───── DATA PROVIDED
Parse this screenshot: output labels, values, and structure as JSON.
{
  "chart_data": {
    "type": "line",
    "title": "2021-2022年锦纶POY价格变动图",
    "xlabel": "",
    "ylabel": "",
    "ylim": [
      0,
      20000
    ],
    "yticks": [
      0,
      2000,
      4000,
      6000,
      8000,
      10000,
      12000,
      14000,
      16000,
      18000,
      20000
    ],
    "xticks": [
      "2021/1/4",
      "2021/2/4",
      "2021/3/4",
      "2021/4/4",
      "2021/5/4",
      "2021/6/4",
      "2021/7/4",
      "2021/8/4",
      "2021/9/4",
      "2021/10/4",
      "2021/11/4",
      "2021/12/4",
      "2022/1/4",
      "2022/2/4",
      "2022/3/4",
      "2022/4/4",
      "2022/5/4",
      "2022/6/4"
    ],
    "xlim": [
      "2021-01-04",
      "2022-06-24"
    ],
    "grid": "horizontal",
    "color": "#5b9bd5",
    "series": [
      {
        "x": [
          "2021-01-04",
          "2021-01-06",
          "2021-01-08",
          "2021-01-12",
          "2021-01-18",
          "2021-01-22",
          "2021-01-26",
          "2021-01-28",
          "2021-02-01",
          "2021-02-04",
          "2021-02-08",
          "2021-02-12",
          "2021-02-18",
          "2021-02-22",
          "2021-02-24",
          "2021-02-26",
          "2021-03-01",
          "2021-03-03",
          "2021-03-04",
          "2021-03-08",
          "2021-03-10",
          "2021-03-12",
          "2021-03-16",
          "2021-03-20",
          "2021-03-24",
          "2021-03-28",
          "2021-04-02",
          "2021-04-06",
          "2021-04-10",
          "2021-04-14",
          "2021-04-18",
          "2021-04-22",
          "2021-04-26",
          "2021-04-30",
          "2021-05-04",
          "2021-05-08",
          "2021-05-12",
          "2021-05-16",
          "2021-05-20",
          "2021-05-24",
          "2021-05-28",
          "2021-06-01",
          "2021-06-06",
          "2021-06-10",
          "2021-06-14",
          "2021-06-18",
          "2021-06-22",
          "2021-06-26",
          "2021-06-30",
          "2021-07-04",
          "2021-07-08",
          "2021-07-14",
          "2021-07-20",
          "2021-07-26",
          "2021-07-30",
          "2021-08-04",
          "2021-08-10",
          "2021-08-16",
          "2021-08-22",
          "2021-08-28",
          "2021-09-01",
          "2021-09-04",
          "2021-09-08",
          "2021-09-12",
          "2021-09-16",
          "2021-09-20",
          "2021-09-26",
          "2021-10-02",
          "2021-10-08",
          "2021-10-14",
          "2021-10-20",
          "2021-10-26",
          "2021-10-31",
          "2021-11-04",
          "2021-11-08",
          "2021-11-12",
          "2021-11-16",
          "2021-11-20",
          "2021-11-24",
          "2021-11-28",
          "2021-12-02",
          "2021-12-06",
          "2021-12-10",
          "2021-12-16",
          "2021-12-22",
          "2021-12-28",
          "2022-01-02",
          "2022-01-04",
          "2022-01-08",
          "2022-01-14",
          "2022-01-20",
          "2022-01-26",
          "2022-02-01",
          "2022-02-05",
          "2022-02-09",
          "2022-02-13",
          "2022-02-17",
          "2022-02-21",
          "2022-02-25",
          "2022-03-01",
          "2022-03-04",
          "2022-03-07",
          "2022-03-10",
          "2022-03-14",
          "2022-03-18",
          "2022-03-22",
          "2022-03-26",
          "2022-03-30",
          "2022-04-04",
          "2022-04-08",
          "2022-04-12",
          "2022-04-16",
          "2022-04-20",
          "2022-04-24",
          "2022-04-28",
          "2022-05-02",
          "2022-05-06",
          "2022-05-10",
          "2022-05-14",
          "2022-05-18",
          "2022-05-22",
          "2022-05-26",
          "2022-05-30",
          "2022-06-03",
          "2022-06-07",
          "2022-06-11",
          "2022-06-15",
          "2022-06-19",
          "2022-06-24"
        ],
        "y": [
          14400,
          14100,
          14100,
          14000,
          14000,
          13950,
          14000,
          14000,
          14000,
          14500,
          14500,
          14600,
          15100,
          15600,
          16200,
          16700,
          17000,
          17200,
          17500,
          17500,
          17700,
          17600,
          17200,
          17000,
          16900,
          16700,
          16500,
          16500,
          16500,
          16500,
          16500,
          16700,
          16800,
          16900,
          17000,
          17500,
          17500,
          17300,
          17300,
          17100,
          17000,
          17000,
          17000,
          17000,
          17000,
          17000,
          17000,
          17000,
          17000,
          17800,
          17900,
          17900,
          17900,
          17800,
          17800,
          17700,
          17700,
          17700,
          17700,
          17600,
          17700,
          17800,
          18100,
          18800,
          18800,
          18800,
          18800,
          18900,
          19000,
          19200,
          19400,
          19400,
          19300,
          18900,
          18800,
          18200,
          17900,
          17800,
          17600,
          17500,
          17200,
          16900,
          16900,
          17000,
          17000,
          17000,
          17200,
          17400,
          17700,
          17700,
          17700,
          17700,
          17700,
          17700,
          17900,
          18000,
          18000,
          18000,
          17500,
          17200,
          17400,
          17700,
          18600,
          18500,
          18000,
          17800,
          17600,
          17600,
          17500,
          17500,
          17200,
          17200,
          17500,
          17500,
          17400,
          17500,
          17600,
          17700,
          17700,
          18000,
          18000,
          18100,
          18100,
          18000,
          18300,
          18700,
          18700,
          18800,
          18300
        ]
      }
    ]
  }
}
──────────
Reproduce every line above without error.

## [EXERCISE SOLUTION]
Parse this screenshot: output labels, values, and structure as JSON.
{
  "chart_data": {
    "type": "line",
    "title": "2021-2022年锦纶POY价格变动图",
    "xlabel": "",
    "ylabel": "",
    "ylim": [
      0,
      20000
    ],
    "yticks": [
      0,
      2000,
      4000,
      6000,
      8000,
      10000,
      12000,
      14000,
      16000,
      18000,
      20000
    ],
    "xticks": [
      "2021/1/4",
      "2021/2/4",
      "2021/3/4",
      "2021/4/4",
      "2021/5/4",
      "2021/6/4",
      "2021/7/4",
      "2021/8/4",
      "2021/9/4",
      "2021/10/4",
      "2021/11/4",
      "2021/12/4",
      "2022/1/4",
      "2022/2/4",
      "2022/3/4",
      "2022/4/4",
      "2022/5/4",
      "2022/6/4"
    ],
    "xlim": [
      "2021-01-04",
      "2022-06-24"
    ],
    "grid": "horizontal",
    "color": "#5b9bd5",
    "series": [
      {
        "x": [
          "2021-01-04",
          "2021-01-06",
          "2021-01-08",
          "2021-01-12",
          "2021-01-18",
          "2021-01-22",
          "2021-01-26",
          "2021-01-28",
          "2021-02-01",
          "2021-02-04",
          "2021-02-08",
          "2021-02-12",
          "2021-02-18",
          "2021-02-22",
          "2021-02-24",
          "2021-02-26",
          "2021-03-01",
          "2021-03-03",
          "2021-03-04",
          "2021-03-08",
          "2021-03-10",
          "2021-03-12",
          "2021-03-16",
          "2021-03-20",
          "2021-03-24",
          "2021-03-28",
          "2021-04-02",
          "2021-04-06",
          "2021-04-10",
          "2021-04-14",
          "2021-04-18",
          "2021-04-22",
          "2021-04-26",
          "2021-04-30",
          "2021-05-04",
          "2021-05-08",
          "2021-05-12",
          "2021-05-16",
          "2021-05-20",
          "2021-05-24",
          "2021-05-28",
          "2021-06-01",
          "2021-06-06",
          "2021-06-10",
          "2021-06-14",
          "2021-06-18",
          "2021-06-22",
          "2021-06-26",
          "2021-06-30",
          "2021-07-04",
          "2021-07-08",
          "2021-07-14",
          "2021-07-20",
          "2021-07-26",
          "2021-07-30",
          "2021-08-04",
          "2021-08-10",
          "2021-08-16",
          "2021-08-22",
          "2021-08-28",
          "2021-09-01",
          "2021-09-04",
          "2021-09-08",
          "2021-09-12",
          "2021-09-16",
          "2021-09-20",
          "2021-09-26",
          "2021-10-02",
          "2021-10-08",
          "2021-10-14",
          "2021-10-20",
          "2021-10-26",
          "2021-10-31",
          "2021-11-04",
          "2021-11-08",
          "2021-11-12",
          "2021-11-16",
          "2021-11-20",
          "2021-11-24",
          "2021-11-28",
          "2021-12-02",
          "2021-12-06",
          "2021-12-10",
          "2021-12-16",
          "2021-12-22",
          "2021-12-28",
          "2022-01-02",
          "2022-01-04",
          "2022-01-08",
          "2022-01-14",
          "2022-01-20",
          "2022-01-26",
          "2022-02-01",
          "2022-02-05",
          "2022-02-09",
          "2022-02-13",
          "2022-02-17",
          "2022-02-21",
          "2022-02-25",
          "2022-03-01",
          "2022-03-04",
          "2022-03-07",
          "2022-03-10",
          "2022-03-14",
          "2022-03-18",
          "2022-03-22",
          "2022-03-26",
          "2022-03-30",
          "2022-04-04",
          "2022-04-08",
          "2022-04-12",
          "2022-04-16",
          "2022-04-20",
          "2022-04-24",
          "2022-04-28",
          "2022-05-02",
          "2022-05-06",
          "2022-05-10",
          "2022-05-14",
          "2022-05-18",
          "2022-05-22",
          "2022-05-26",
          "2022-05-30",
          "2022-06-03",
          "2022-06-07",
          "2022-06-11",
          "2022-06-15",
          "2022-06-19",
          "2022-06-24"
        ],
        "y": [
          14400,
          14100,
          14100,
          14000,
          14000,
          13950,
          14000,
          14000,
          14000,
          14500,
          14500,
          14600,
          15100,
          15600,
          16200,
          16700,
          17000,
          17200,
          17500,
          17500,
          17700,
          17600,
          17200,
          17000,
          16900,
          16700,
          16500,
          16500,
          16500,
          16500,
          16500,
          16700,
          16800,
          16900,
          17000,
          17500,
          17500,
          17300,
          17300,
          17100,
          17000,
          17000,
          17000,
          17000,
          17000,
          17000,
          17000,
          17000,
          17000,
          17800,
          17900,
          17900,
          17900,
          17800,
          17800,
          17700,
          17700,
          17700,
          17700,
          17600,
          17700,
          17800,
          18100,
          18800,
          18800,
          18800,
          18800,
          18900,
          19000,
          19200,
          19400,
          19400,
          19300,
          18900,
          18800,
          18200,
          17900,
          17800,
          17600,
          17500,
          17200,
          16900,
          16900,
          17000,
          17000,
          17000,
          17200,
          17400,
          17700,
          17700,
          17700,
          17700,
          17700,
          17700,
          17900,
          18000,
          18000,
          18000,
          17500,
          17200,
          17400,
          17700,
          18600,
          18500,
          18000,
          17800,
          17600,
          17600,
          17500,
          17500,
          17200,
          17200,
          17500,
          17500,
          17400,
          17500,
          17600,
          17700,
          17700,
          18000,
          18000,
          18100,
          18100,
          18000,
          18300,
          18700,
          18700,
          18800,
          18300
        ]
      }
    ]
  }
}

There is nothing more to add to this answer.